## [Task statement]
Copy all lines in which the word "kind" can be found.

## [Supplied data]
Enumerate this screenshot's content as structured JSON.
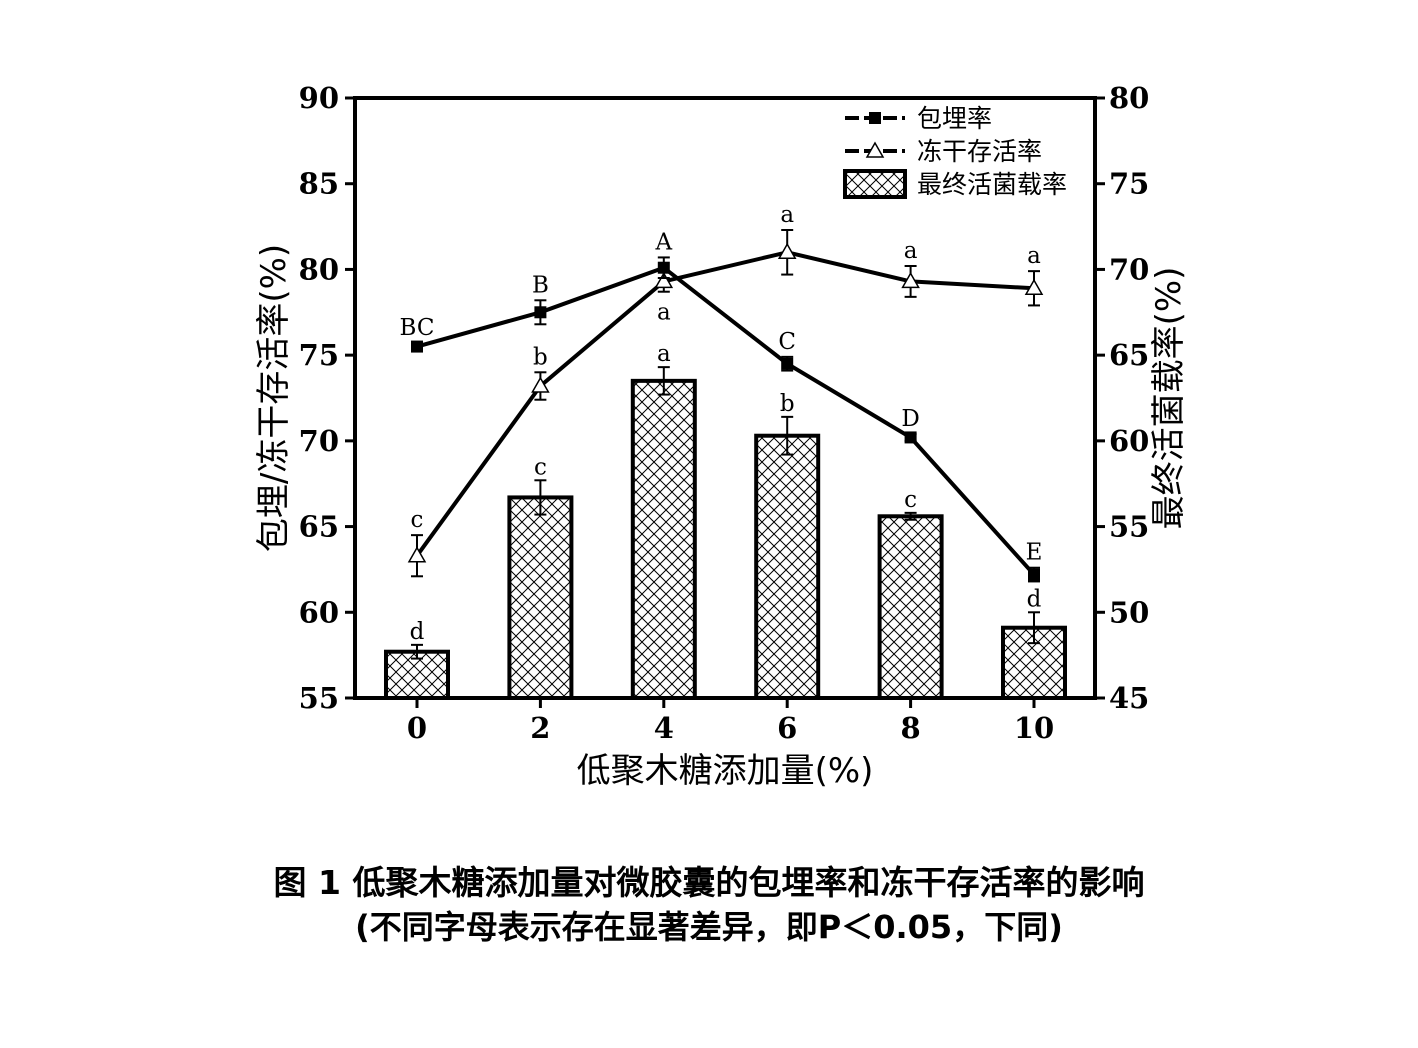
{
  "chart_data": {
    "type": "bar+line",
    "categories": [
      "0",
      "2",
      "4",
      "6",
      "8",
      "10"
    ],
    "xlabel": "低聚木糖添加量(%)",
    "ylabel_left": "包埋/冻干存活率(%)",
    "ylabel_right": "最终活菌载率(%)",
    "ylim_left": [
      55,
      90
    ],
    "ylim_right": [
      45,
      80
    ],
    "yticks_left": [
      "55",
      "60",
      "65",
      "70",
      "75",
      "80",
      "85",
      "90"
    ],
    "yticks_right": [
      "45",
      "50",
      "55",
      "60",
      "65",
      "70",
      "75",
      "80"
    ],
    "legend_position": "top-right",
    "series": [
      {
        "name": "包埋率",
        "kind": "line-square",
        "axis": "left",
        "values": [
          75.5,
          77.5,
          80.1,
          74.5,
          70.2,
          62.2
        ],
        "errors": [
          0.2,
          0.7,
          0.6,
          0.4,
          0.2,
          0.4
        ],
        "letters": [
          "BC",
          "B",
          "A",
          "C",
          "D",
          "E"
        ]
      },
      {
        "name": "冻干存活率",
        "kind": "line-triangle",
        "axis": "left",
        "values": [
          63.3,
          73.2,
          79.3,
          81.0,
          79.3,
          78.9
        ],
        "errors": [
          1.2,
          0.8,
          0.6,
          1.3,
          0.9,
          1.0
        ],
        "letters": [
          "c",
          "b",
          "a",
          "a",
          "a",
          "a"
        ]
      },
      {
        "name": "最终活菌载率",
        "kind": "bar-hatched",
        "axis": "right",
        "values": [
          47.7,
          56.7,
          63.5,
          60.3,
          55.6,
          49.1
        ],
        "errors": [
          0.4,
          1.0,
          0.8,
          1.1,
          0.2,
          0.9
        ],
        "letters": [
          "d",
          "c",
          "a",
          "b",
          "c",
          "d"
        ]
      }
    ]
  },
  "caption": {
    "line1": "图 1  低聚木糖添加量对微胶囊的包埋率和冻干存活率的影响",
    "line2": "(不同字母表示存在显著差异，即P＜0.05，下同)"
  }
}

## [The answer]
        "kind": "line-square",
        "kind": "line-triangle",
        "kind": "bar-hatched",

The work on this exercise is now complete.